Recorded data
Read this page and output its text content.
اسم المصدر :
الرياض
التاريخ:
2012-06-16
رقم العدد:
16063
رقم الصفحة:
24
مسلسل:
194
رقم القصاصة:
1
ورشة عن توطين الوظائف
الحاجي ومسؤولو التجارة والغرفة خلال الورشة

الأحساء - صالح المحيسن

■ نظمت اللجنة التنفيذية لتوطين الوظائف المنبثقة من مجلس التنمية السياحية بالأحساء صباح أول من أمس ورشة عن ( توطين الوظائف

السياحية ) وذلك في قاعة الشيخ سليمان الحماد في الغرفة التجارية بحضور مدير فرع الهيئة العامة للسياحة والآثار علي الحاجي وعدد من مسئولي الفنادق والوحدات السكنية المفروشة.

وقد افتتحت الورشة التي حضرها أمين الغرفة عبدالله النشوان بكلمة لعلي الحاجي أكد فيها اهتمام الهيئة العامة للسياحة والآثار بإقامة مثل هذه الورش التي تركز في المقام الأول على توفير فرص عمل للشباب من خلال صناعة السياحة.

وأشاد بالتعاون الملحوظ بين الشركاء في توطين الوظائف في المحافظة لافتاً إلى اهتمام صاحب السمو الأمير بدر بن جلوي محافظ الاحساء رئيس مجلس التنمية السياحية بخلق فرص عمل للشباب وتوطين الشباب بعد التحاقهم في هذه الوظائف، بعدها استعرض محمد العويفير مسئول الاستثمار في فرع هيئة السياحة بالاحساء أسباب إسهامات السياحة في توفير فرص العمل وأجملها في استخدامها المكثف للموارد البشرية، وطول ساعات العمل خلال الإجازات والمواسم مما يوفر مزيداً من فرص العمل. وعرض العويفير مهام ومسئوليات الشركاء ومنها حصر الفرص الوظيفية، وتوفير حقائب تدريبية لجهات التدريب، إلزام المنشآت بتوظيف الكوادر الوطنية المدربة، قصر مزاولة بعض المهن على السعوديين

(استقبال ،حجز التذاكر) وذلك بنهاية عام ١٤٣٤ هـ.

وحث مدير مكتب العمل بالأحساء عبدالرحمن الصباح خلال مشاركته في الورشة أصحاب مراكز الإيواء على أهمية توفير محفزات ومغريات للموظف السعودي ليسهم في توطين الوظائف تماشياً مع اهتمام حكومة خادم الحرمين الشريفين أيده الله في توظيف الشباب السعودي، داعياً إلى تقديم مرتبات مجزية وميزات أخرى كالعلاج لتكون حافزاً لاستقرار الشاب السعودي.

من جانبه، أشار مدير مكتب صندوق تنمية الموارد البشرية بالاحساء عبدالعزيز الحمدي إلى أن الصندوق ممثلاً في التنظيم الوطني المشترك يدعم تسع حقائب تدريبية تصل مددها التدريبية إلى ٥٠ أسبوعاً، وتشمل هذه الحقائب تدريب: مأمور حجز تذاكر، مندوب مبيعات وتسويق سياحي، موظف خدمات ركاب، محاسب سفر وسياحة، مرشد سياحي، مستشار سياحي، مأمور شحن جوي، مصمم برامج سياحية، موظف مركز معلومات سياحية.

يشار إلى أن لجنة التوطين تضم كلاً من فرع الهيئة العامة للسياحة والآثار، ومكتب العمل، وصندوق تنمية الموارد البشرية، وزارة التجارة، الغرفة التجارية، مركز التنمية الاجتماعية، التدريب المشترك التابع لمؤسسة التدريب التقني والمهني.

• DIRECTIONS:
Tell how many lines in the material contain the word "التجارة". Only the number is wanted.

• TASK RESPONSE:
2